_Reading text_

******

McGuire Cottage in 2017

By 1890, Ginter had begun plans for a new development to be called Sherwood Park and Westwood was incorporated into Sherwood Park. Following the death of McGuire in 1900, Union Theological Seminary acquired the cottage and adjoining property for future development. Three historic neighborhoods, Ginter Park, Laburnum Park, and Sherwood Park adjoin the 34-acre park-like tract which lies across the intersection of Brook Rd. and Westwood Ave. from the seminary complex. The historic McGuire Cottage, two abandoned dormitory complexes, and a few other buildings were located within the tract.[7] Grassy lawns, recreational features such as athletic fields and tennis courts, many mature trees, a community walking track, and a meditation labyrinth added to the vibrance and vitality of the neighborhood and to the Seminary.

Westwood marker on Brook Rd.

******

_Problems and tasks_
(1) Transcribe the McGuire Cottage passage from "McGuire Cottage in" to "to the Seminary.".
(2) Name every historic neighborhood that the McGuire Cottage passage says adjoins the park-like tract.
(3) Answer these questions from the McGuire Cottage passage:
(a) By what year had Ginter begun plans for Sherwood Park?
(b) What did Union Theological Seminary acquire after McGuire died?
(c) How many acres does the park-like tract cover?

_Data shown_
******

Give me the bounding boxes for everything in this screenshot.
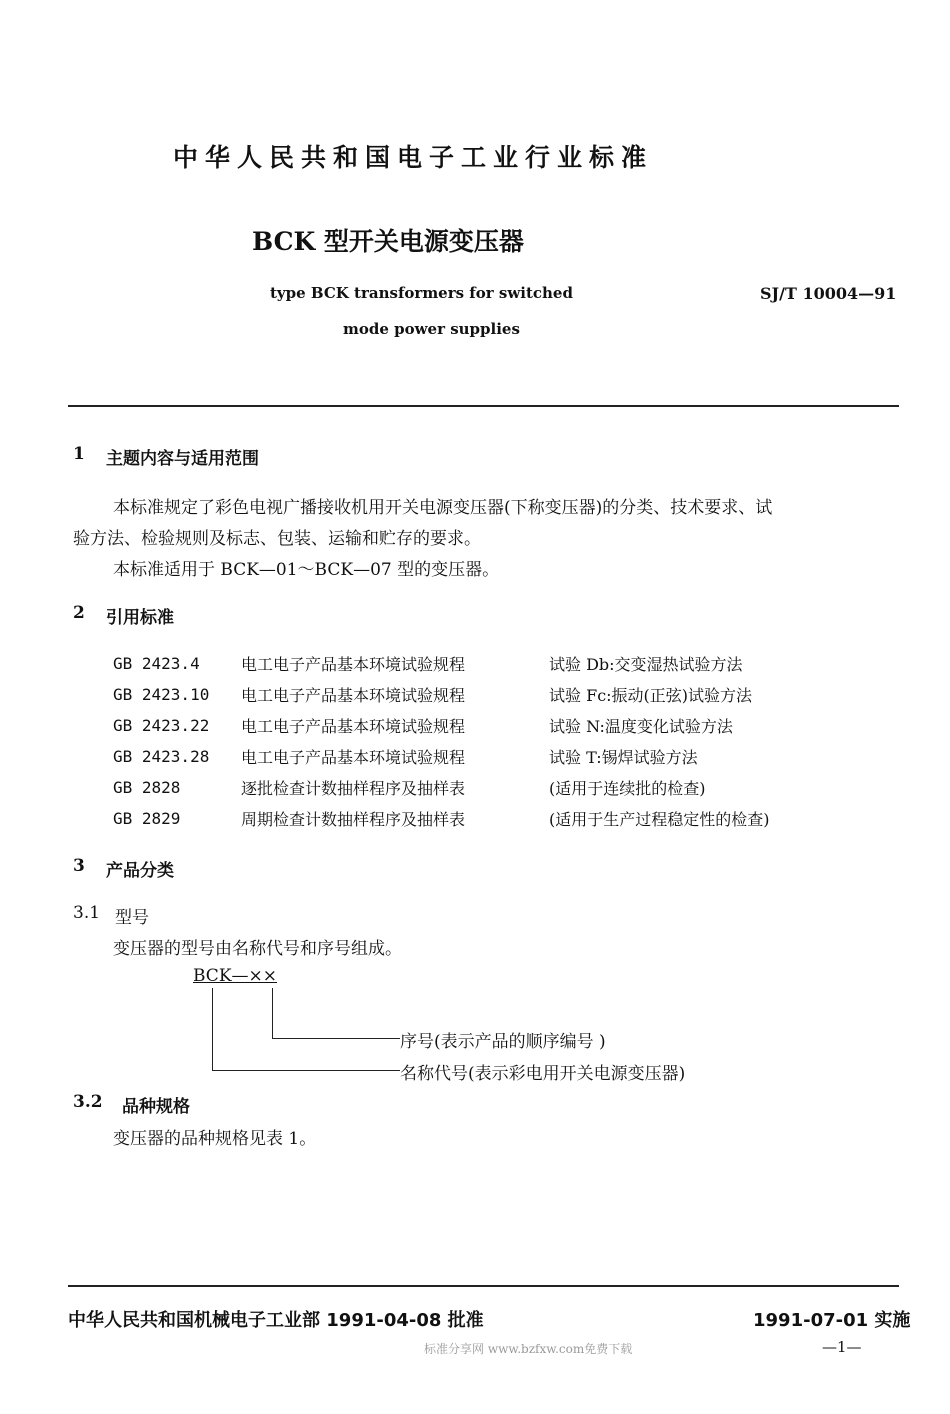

******

_Exercise results_
(1)
McGuire Cottage in 2017

By 1890, Ginter had begun plans for a new development to be called Sherwood Park and Westwood was incorporated into Sherwood Park. Following the death of McGuire in 1900, Union Theological Seminary acquired the cottage and adjoining property for future development. Three historic neighborhoods, Ginter Park, Laburnum Park, and Sherwood Park adjoin the 34-acre park-like tract which lies across the intersection of Brook Rd. and Westwood Ave. from the seminary complex. The historic McGuire Cottage, two abandoned dormitory complexes, and a few other buildings were located within the tract.[7] Grassy lawns, recreational features such as athletic fields and tennis courts, many mature trees, a community walking track, and a meditation labyrinth added to the vibrance and vitality of the neighborhood and to the Seminary.

(2) Ginter Park, Laburnum Park, Sherwood Park

(3)
(a) 1890
(b) The cottage and adjoining property
(c) 34 acres